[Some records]
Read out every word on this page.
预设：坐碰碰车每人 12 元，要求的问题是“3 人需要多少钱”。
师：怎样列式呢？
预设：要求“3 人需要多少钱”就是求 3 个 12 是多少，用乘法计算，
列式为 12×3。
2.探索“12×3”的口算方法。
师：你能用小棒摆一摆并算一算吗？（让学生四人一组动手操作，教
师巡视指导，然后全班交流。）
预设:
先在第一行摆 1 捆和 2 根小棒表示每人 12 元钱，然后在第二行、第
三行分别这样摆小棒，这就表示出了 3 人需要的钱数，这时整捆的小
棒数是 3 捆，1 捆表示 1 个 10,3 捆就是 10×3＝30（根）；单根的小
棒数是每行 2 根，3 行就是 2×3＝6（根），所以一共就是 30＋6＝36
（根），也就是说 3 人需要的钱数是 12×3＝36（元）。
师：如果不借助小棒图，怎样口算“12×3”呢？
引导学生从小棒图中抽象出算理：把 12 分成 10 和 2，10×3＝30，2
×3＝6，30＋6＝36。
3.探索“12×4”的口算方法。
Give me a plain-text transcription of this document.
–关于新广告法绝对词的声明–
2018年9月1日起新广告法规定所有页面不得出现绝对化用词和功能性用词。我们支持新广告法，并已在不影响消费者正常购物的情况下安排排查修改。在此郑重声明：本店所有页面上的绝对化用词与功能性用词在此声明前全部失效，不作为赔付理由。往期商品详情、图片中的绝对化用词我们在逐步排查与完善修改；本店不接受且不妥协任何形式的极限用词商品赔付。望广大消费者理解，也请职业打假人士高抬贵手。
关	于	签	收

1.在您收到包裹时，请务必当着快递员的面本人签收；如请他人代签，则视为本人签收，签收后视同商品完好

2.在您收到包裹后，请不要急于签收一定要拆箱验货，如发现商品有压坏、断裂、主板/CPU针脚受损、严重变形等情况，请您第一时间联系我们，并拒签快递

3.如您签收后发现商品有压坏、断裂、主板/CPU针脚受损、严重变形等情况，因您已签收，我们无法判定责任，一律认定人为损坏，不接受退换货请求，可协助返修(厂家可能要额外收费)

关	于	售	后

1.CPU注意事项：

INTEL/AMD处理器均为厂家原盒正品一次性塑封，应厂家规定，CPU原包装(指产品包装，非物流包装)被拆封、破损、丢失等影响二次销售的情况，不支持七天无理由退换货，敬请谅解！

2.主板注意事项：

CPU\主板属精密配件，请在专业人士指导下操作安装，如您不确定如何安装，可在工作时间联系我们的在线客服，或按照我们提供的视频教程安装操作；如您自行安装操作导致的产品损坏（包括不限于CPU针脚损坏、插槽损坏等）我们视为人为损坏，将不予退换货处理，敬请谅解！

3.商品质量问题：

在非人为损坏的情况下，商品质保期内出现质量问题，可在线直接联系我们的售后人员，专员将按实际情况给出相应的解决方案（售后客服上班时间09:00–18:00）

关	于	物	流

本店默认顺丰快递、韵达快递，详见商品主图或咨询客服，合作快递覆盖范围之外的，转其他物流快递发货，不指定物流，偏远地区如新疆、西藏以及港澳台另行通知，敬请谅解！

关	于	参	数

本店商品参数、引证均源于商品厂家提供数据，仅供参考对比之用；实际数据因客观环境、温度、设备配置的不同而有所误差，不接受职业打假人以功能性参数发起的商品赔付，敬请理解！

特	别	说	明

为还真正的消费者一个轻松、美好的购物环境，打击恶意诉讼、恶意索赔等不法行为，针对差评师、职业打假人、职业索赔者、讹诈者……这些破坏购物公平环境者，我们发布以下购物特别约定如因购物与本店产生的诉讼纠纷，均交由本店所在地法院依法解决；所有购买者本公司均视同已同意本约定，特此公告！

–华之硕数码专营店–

Task objective - Say, as a single number and nothing more, how many lines of the entries contain the word "人需要多少钱".

Task response - 2